## TASK ITEM
According to the news item on California's workers comp investigation, what did California Insurance Commissioner Dave Jones order California Insurance Co. to do?

## PASSAGE TO READ
[Start of section]

Berkshire unit's comp snafu puts insurers under the microscopeReprints
The California Department of Insurance said it is looking into whether workers compensation insurers are selling unfiled policies and rates after a Berkshire Hathaway Inc.-owned company circumvented regulatory review to take advantage of a family-owned business.
California Insurance Commissioner Dave Jones on Monday ordered California Insurance Co., a workers comp insurer owned by Berkshire Hathaway, to provide a refund to Shasta Linen Supply Inc. after it sold the Sacramento-based business an unfiled and unapproved insurance program, records show.
California Insurance Co. sold Shasta Linen a guaranteed cost workers comp policy submitted to the California Department of Insurance for review as the law requires, according to a statement by the department. However, Applied Underwriters Captive Risk Assurance Co., another Berkshire company, then sold Shasta Linen a retroactive nonlinear insurance policy called EquityComp, which hadn't been submitted for review.

[End of section]

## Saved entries
[Start of section]

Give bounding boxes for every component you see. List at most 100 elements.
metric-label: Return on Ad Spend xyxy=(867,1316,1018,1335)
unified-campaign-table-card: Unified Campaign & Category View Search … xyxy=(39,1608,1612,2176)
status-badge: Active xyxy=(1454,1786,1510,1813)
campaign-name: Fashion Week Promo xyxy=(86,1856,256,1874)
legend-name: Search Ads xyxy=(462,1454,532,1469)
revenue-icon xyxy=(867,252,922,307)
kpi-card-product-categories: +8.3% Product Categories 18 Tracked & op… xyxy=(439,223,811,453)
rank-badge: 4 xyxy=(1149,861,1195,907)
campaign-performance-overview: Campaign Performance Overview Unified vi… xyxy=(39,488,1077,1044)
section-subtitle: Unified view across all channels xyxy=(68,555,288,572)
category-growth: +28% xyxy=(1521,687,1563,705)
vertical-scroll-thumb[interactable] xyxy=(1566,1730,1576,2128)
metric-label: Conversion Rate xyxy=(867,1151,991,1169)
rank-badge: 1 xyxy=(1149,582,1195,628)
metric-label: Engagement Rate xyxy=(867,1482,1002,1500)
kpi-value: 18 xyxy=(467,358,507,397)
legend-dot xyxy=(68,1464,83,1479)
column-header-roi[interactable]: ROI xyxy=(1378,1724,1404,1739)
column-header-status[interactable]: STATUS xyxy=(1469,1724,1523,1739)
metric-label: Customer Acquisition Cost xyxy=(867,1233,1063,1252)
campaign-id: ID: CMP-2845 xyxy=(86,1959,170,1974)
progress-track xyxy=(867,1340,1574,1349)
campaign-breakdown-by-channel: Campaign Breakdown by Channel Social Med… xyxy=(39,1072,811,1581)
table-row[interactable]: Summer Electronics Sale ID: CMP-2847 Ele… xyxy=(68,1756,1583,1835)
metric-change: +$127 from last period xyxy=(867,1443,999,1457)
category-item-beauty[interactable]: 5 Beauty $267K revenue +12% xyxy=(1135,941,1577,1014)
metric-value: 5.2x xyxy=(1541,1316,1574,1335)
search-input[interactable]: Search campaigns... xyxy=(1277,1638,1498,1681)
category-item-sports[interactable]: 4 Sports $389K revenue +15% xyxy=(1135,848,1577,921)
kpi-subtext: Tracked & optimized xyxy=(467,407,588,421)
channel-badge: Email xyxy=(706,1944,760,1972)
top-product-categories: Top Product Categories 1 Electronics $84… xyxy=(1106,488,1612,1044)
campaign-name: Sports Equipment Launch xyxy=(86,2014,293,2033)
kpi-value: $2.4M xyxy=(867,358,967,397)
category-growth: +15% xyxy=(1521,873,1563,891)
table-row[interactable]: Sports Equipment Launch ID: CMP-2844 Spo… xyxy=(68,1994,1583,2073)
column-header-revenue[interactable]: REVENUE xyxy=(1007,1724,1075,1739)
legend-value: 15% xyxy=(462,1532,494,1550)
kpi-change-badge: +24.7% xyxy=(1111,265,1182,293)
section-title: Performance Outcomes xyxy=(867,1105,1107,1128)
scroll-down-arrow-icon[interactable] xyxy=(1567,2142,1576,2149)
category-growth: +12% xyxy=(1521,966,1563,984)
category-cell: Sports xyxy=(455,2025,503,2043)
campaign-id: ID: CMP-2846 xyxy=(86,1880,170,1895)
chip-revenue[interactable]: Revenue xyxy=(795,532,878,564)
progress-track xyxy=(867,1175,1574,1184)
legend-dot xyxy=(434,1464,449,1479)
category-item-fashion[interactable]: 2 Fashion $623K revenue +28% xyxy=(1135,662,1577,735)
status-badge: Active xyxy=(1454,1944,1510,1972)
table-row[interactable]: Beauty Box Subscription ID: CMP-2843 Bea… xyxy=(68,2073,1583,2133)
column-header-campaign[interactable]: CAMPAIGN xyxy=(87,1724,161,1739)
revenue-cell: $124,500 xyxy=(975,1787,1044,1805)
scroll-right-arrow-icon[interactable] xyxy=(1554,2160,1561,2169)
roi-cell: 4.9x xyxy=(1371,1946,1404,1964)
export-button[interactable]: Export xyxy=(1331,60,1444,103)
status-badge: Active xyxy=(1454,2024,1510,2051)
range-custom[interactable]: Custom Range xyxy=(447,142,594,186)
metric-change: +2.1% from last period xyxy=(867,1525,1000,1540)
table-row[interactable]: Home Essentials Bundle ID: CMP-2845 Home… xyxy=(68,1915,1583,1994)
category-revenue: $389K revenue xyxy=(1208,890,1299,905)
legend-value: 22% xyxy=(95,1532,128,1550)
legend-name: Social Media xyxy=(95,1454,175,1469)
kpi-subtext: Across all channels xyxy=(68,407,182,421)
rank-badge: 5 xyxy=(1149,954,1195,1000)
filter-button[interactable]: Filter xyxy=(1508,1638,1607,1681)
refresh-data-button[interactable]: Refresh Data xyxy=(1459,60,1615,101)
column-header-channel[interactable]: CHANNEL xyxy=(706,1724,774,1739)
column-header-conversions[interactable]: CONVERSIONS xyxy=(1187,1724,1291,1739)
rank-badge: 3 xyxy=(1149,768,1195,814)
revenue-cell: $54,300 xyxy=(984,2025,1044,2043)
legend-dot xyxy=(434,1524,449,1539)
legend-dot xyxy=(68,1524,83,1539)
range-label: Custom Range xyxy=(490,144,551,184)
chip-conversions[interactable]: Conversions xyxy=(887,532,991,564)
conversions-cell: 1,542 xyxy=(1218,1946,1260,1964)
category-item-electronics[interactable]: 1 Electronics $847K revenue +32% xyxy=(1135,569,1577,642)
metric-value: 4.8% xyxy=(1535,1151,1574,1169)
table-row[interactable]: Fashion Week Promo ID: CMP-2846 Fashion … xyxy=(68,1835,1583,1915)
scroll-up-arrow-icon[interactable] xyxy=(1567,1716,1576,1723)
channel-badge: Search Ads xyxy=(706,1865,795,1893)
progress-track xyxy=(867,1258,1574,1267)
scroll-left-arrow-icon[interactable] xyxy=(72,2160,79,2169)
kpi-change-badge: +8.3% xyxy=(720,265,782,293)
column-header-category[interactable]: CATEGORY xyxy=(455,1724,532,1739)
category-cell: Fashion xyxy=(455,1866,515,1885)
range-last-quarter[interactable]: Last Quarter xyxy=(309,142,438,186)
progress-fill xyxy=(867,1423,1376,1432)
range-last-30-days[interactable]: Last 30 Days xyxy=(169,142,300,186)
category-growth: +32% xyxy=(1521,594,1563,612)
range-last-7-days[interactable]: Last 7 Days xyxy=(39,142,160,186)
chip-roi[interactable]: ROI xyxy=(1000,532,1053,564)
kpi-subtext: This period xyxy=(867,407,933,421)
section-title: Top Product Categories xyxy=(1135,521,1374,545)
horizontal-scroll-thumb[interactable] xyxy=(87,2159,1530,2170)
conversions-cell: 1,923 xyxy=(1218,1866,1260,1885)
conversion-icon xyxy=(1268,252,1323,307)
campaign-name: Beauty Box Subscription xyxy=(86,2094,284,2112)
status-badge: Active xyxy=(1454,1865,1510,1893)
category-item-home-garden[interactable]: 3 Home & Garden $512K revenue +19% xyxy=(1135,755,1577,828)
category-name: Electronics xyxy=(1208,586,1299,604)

[End of section]

## OUTPUT FOR THIS TASK
He ordered it to provide a refund to Shasta Linen Supply Inc.